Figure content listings
• • • • •

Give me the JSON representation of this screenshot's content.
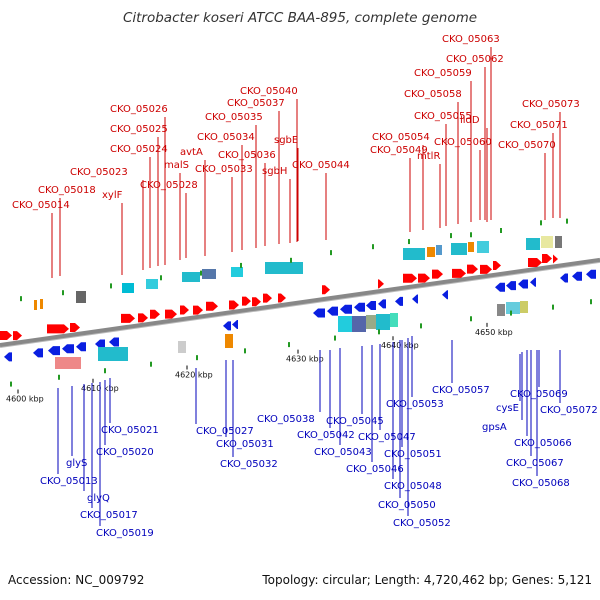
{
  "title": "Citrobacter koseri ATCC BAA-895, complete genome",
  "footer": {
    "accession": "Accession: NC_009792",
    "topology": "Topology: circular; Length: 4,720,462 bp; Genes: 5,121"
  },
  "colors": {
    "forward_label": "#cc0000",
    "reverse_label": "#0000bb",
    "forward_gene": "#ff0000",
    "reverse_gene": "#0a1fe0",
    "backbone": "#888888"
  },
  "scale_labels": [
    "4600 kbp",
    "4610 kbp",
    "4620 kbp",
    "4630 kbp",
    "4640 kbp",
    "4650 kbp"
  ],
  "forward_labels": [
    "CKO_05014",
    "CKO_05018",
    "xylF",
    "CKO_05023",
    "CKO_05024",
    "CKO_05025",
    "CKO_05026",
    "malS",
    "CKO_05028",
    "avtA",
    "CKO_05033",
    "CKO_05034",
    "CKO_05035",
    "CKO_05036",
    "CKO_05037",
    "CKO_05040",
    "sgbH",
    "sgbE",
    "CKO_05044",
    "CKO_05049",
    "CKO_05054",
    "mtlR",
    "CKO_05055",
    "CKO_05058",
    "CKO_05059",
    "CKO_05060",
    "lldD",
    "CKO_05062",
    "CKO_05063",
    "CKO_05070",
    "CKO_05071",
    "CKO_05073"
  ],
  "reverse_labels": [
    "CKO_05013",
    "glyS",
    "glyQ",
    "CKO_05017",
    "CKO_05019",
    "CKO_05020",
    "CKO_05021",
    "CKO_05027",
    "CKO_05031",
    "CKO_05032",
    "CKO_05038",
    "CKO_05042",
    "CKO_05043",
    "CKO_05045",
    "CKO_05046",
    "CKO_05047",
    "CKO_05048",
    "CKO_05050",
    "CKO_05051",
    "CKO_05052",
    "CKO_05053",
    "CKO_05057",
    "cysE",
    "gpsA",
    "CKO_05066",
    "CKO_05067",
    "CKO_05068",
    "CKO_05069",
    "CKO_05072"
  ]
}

• • • • •

Copy all of the data above exactly. Leave out every picture.

EXERCISE RESULT:
Give me the JSON representation of this screenshot's content.
{
  "title": "Citrobacter koseri ATCC BAA-895, complete genome",
  "footer": {
    "accession": "Accession: NC_009792",
    "topology": "Topology: circular; Length: 4,720,462 bp; Genes: 5,121"
  },
  "colors": {
    "forward_label": "#cc0000",
    "reverse_label": "#0000bb",
    "forward_gene": "#ff0000",
    "reverse_gene": "#0a1fe0",
    "backbone": "#888888"
  },
  "scale_labels": [
    "4600 kbp",
    "4610 kbp",
    "4620 kbp",
    "4630 kbp",
    "4640 kbp",
    "4650 kbp"
  ],
  "forward_labels": [
    "CKO_05014",
    "CKO_05018",
    "xylF",
    "CKO_05023",
    "CKO_05024",
    "CKO_05025",
    "CKO_05026",
    "malS",
    "CKO_05028",
    "avtA",
    "CKO_05033",
    "CKO_05034",
    "CKO_05035",
    "CKO_05036",
    "CKO_05037",
    "CKO_05040",
    "sgbH",
    "sgbE",
    "CKO_05044",
    "CKO_05049",
    "CKO_05054",
    "mtlR",
    "CKO_05055",
    "CKO_05058",
    "CKO_05059",
    "CKO_05060",
    "lldD",
    "CKO_05062",
    "CKO_05063",
    "CKO_05070",
    "CKO_05071",
    "CKO_05073"
  ],
  "reverse_labels": [
    "CKO_05013",
    "glyS",
    "glyQ",
    "CKO_05017",
    "CKO_05019",
    "CKO_05020",
    "CKO_05021",
    "CKO_05027",
    "CKO_05031",
    "CKO_05032",
    "CKO_05038",
    "CKO_05042",
    "CKO_05043",
    "CKO_05045",
    "CKO_05046",
    "CKO_05047",
    "CKO_05048",
    "CKO_05050",
    "CKO_05051",
    "CKO_05052",
    "CKO_05053",
    "CKO_05057",
    "cysE",
    "gpsA",
    "CKO_05066",
    "CKO_05067",
    "CKO_05068",
    "CKO_05069",
    "CKO_05072"
  ]
}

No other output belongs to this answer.